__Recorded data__
————————

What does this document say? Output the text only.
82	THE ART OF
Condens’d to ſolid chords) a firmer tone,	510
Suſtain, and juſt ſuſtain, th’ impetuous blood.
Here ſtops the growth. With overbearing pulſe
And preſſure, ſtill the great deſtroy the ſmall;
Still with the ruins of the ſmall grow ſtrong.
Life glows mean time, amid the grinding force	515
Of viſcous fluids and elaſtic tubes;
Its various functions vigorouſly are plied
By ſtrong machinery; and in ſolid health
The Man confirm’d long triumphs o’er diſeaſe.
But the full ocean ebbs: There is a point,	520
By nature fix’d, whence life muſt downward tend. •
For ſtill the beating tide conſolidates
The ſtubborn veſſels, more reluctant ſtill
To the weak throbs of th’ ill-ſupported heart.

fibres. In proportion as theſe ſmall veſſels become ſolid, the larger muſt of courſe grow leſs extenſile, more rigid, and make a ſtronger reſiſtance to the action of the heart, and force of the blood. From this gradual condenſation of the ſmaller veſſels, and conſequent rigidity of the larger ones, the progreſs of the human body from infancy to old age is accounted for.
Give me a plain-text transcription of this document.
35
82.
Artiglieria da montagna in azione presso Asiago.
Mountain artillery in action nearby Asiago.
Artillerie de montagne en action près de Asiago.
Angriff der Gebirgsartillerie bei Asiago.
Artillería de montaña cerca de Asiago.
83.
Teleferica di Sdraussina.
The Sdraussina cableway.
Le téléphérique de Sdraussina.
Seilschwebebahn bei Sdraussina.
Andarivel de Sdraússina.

————————

__The request__
Reproduce exactly the line containing "Give me a plain-text" and every line after it through the end of the records above, and nothing else.

__Answer to this problem__
Give me a plain-text transcription of this document.
35
82.
Artiglieria da montagna in azione presso Asiago.
Mountain artillery in action nearby Asiago.
Artillerie de montagne en action près de Asiago.
Angriff der Gebirgsartillerie bei Asiago.
Artillería de montaña cerca de Asiago.
83.
Teleferica di Sdraussina.
The Sdraussina cableway.
Le téléphérique de Sdraussina.
Seilschwebebahn bei Sdraussina.
Andarivel de Sdraússina.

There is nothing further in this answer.